_Goal of the exercise_
List each line holding the string "title".

=== Task data ===

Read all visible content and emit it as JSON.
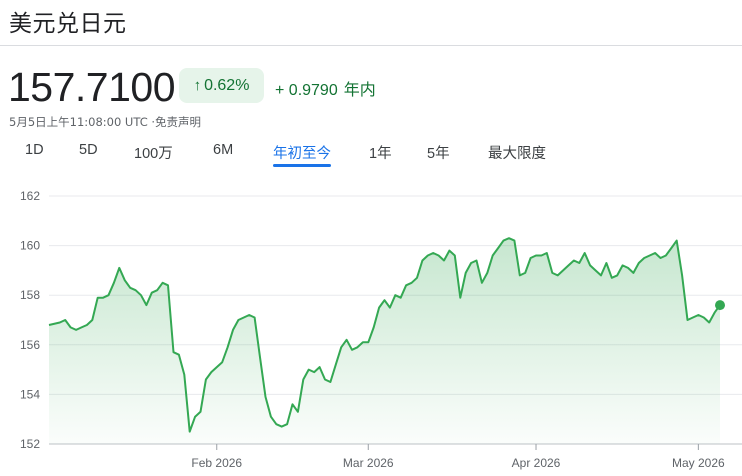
{
  "header": {
    "title": "美元兑日元",
    "price": "157.7100",
    "percent_change": "0.62%",
    "abs_change": "+ 0.9790",
    "period_label": "年内",
    "timestamp": "5月5日上午11:08:00 UTC ·免责声明"
  },
  "tabs": [
    {
      "label": "1D",
      "active": false
    },
    {
      "label": "5D",
      "active": false
    },
    {
      "label": "100万",
      "active": false
    },
    {
      "label": "6M",
      "active": false
    },
    {
      "label": "年初至今",
      "active": true
    },
    {
      "label": "1年",
      "active": false
    },
    {
      "label": "5年",
      "active": false
    },
    {
      "label": "最大限度",
      "active": false
    }
  ],
  "colors": {
    "up": "#137333",
    "line": "#34a853",
    "accent": "#1a73e8"
  },
  "chart_data": {
    "type": "area",
    "ylim": [
      152,
      162
    ],
    "yticks": [
      152,
      154,
      156,
      158,
      160,
      162
    ],
    "xlim": [
      "2026-01-01",
      "2026-05-05"
    ],
    "xticks": [
      {
        "label": "Feb 2026",
        "date": "2026-02-01"
      },
      {
        "label": "Mar 2026",
        "date": "2026-03-01"
      },
      {
        "label": "Apr 2026",
        "date": "2026-04-01"
      },
      {
        "label": "May 2026",
        "date": "2026-05-01"
      }
    ],
    "grid": true,
    "series": [
      {
        "points": [
          [
            "2026-01-01",
            156.8
          ],
          [
            "2026-01-03",
            156.9
          ],
          [
            "2026-01-04",
            157.0
          ],
          [
            "2026-01-05",
            156.7
          ],
          [
            "2026-01-06",
            156.6
          ],
          [
            "2026-01-07",
            156.7
          ],
          [
            "2026-01-08",
            156.8
          ],
          [
            "2026-01-09",
            157.0
          ],
          [
            "2026-01-10",
            157.9
          ],
          [
            "2026-01-11",
            157.9
          ],
          [
            "2026-01-12",
            158.0
          ],
          [
            "2026-01-13",
            158.5
          ],
          [
            "2026-01-14",
            159.1
          ],
          [
            "2026-01-15",
            158.6
          ],
          [
            "2026-01-16",
            158.3
          ],
          [
            "2026-01-17",
            158.2
          ],
          [
            "2026-01-18",
            158.0
          ],
          [
            "2026-01-19",
            157.6
          ],
          [
            "2026-01-20",
            158.1
          ],
          [
            "2026-01-21",
            158.2
          ],
          [
            "2026-01-22",
            158.5
          ],
          [
            "2026-01-23",
            158.4
          ],
          [
            "2026-01-24",
            155.7
          ],
          [
            "2026-01-25",
            155.6
          ],
          [
            "2026-01-26",
            154.8
          ],
          [
            "2026-01-27",
            152.5
          ],
          [
            "2026-01-28",
            153.1
          ],
          [
            "2026-01-29",
            153.3
          ],
          [
            "2026-01-30",
            154.6
          ],
          [
            "2026-01-31",
            154.9
          ],
          [
            "2026-02-01",
            155.1
          ],
          [
            "2026-02-02",
            155.3
          ],
          [
            "2026-02-03",
            155.9
          ],
          [
            "2026-02-04",
            156.6
          ],
          [
            "2026-02-05",
            157.0
          ],
          [
            "2026-02-06",
            157.1
          ],
          [
            "2026-02-07",
            157.2
          ],
          [
            "2026-02-08",
            157.1
          ],
          [
            "2026-02-09",
            155.5
          ],
          [
            "2026-02-10",
            153.9
          ],
          [
            "2026-02-11",
            153.1
          ],
          [
            "2026-02-12",
            152.8
          ],
          [
            "2026-02-13",
            152.7
          ],
          [
            "2026-02-14",
            152.8
          ],
          [
            "2026-02-15",
            153.6
          ],
          [
            "2026-02-16",
            153.3
          ],
          [
            "2026-02-17",
            154.6
          ],
          [
            "2026-02-18",
            155.0
          ],
          [
            "2026-02-19",
            154.9
          ],
          [
            "2026-02-20",
            155.1
          ],
          [
            "2026-02-21",
            154.6
          ],
          [
            "2026-02-22",
            154.5
          ],
          [
            "2026-02-23",
            155.2
          ],
          [
            "2026-02-24",
            155.9
          ],
          [
            "2026-02-25",
            156.2
          ],
          [
            "2026-02-26",
            155.8
          ],
          [
            "2026-02-27",
            155.9
          ],
          [
            "2026-02-28",
            156.1
          ],
          [
            "2026-03-01",
            156.1
          ],
          [
            "2026-03-02",
            156.7
          ],
          [
            "2026-03-03",
            157.5
          ],
          [
            "2026-03-04",
            157.8
          ],
          [
            "2026-03-05",
            157.5
          ],
          [
            "2026-03-06",
            158.0
          ],
          [
            "2026-03-07",
            157.9
          ],
          [
            "2026-03-08",
            158.4
          ],
          [
            "2026-03-09",
            158.5
          ],
          [
            "2026-03-10",
            158.7
          ],
          [
            "2026-03-11",
            159.4
          ],
          [
            "2026-03-12",
            159.6
          ],
          [
            "2026-03-13",
            159.7
          ],
          [
            "2026-03-14",
            159.6
          ],
          [
            "2026-03-15",
            159.4
          ],
          [
            "2026-03-16",
            159.8
          ],
          [
            "2026-03-17",
            159.6
          ],
          [
            "2026-03-18",
            157.9
          ],
          [
            "2026-03-19",
            158.9
          ],
          [
            "2026-03-20",
            159.3
          ],
          [
            "2026-03-21",
            159.4
          ],
          [
            "2026-03-22",
            158.5
          ],
          [
            "2026-03-23",
            158.9
          ],
          [
            "2026-03-24",
            159.6
          ],
          [
            "2026-03-25",
            159.9
          ],
          [
            "2026-03-26",
            160.2
          ],
          [
            "2026-03-27",
            160.3
          ],
          [
            "2026-03-28",
            160.2
          ],
          [
            "2026-03-29",
            158.8
          ],
          [
            "2026-03-30",
            158.9
          ],
          [
            "2026-03-31",
            159.5
          ],
          [
            "2026-04-01",
            159.6
          ],
          [
            "2026-04-02",
            159.6
          ],
          [
            "2026-04-03",
            159.7
          ],
          [
            "2026-04-04",
            158.9
          ],
          [
            "2026-04-05",
            158.8
          ],
          [
            "2026-04-06",
            159.0
          ],
          [
            "2026-04-07",
            159.2
          ],
          [
            "2026-04-08",
            159.4
          ],
          [
            "2026-04-09",
            159.3
          ],
          [
            "2026-04-10",
            159.7
          ],
          [
            "2026-04-11",
            159.2
          ],
          [
            "2026-04-12",
            159.0
          ],
          [
            "2026-04-13",
            158.8
          ],
          [
            "2026-04-14",
            159.3
          ],
          [
            "2026-04-15",
            158.7
          ],
          [
            "2026-04-16",
            158.8
          ],
          [
            "2026-04-17",
            159.2
          ],
          [
            "2026-04-18",
            159.1
          ],
          [
            "2026-04-19",
            158.9
          ],
          [
            "2026-04-20",
            159.3
          ],
          [
            "2026-04-21",
            159.5
          ],
          [
            "2026-04-22",
            159.6
          ],
          [
            "2026-04-23",
            159.7
          ],
          [
            "2026-04-24",
            159.5
          ],
          [
            "2026-04-25",
            159.6
          ],
          [
            "2026-04-26",
            159.9
          ],
          [
            "2026-04-27",
            160.2
          ],
          [
            "2026-04-28",
            158.8
          ],
          [
            "2026-04-29",
            157.0
          ],
          [
            "2026-04-30",
            157.1
          ],
          [
            "2026-05-01",
            157.2
          ],
          [
            "2026-05-02",
            157.1
          ],
          [
            "2026-05-03",
            156.9
          ],
          [
            "2026-05-04",
            157.3
          ],
          [
            "2026-05-05",
            157.6
          ]
        ]
      }
    ]
  }
}
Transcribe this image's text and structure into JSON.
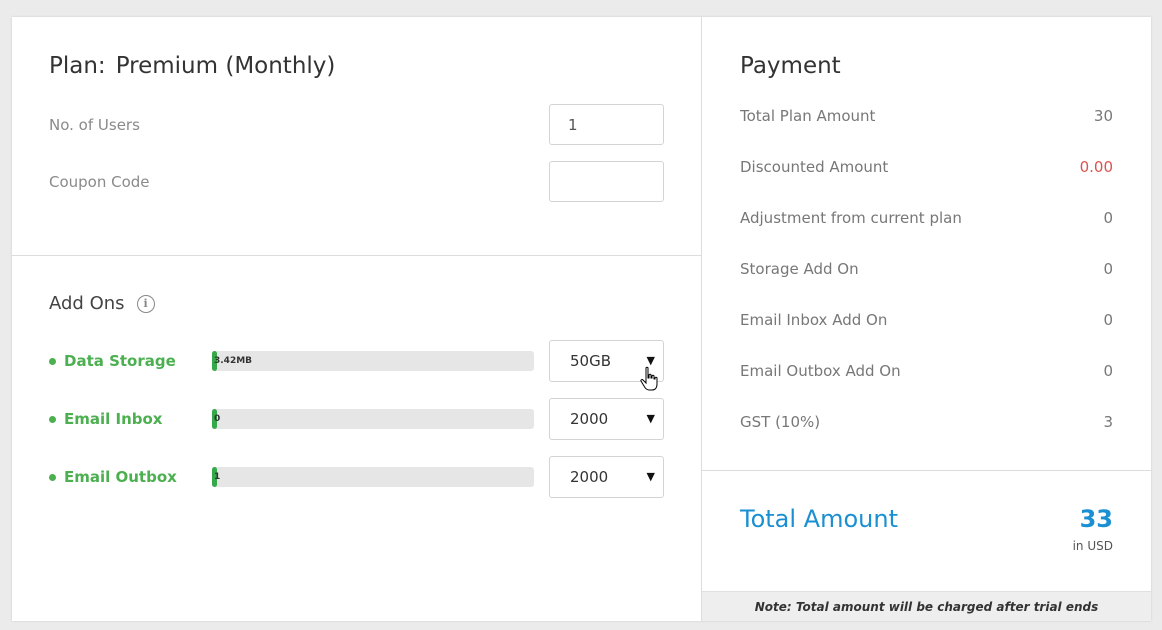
{
  "plan": {
    "label": "Plan:",
    "name": "Premium (Monthly)",
    "users_label": "No. of Users",
    "users_value": "1",
    "coupon_label": "Coupon Code",
    "coupon_value": ""
  },
  "addons": {
    "title": "Add Ons",
    "info_icon": "info-icon",
    "items": [
      {
        "name": "Data Storage",
        "usage_text": "3.42MB",
        "usage_fraction": 0.015,
        "selected": "50GB"
      },
      {
        "name": "Email Inbox",
        "usage_text": "0",
        "usage_fraction": 0.015,
        "selected": "2000"
      },
      {
        "name": "Email Outbox",
        "usage_text": "1",
        "usage_fraction": 0.015,
        "selected": "2000"
      }
    ]
  },
  "payment": {
    "title": "Payment",
    "rows": [
      {
        "label": "Total Plan Amount",
        "value": "30"
      },
      {
        "label": "Discounted Amount",
        "value": "0.00"
      },
      {
        "label": "Adjustment from current plan",
        "value": "0"
      },
      {
        "label": "Storage Add On",
        "value": "0"
      },
      {
        "label": "Email Inbox Add On",
        "value": "0"
      },
      {
        "label": "Email Outbox Add On",
        "value": "0"
      },
      {
        "label": "GST (10%)",
        "value": "3"
      }
    ],
    "total_label": "Total Amount",
    "total_value": "33",
    "total_unit": "in USD",
    "note": "Note: Total amount will be charged after trial ends"
  },
  "colors": {
    "accent": "#1a8fd1",
    "addon_green": "#4caf50",
    "bar_fill": "#35a84a",
    "discount_red": "#d9534f"
  }
}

===

_Reply_
    "title": "美元兑日元",
    "title": "Add Ons",
    "title": "Payment",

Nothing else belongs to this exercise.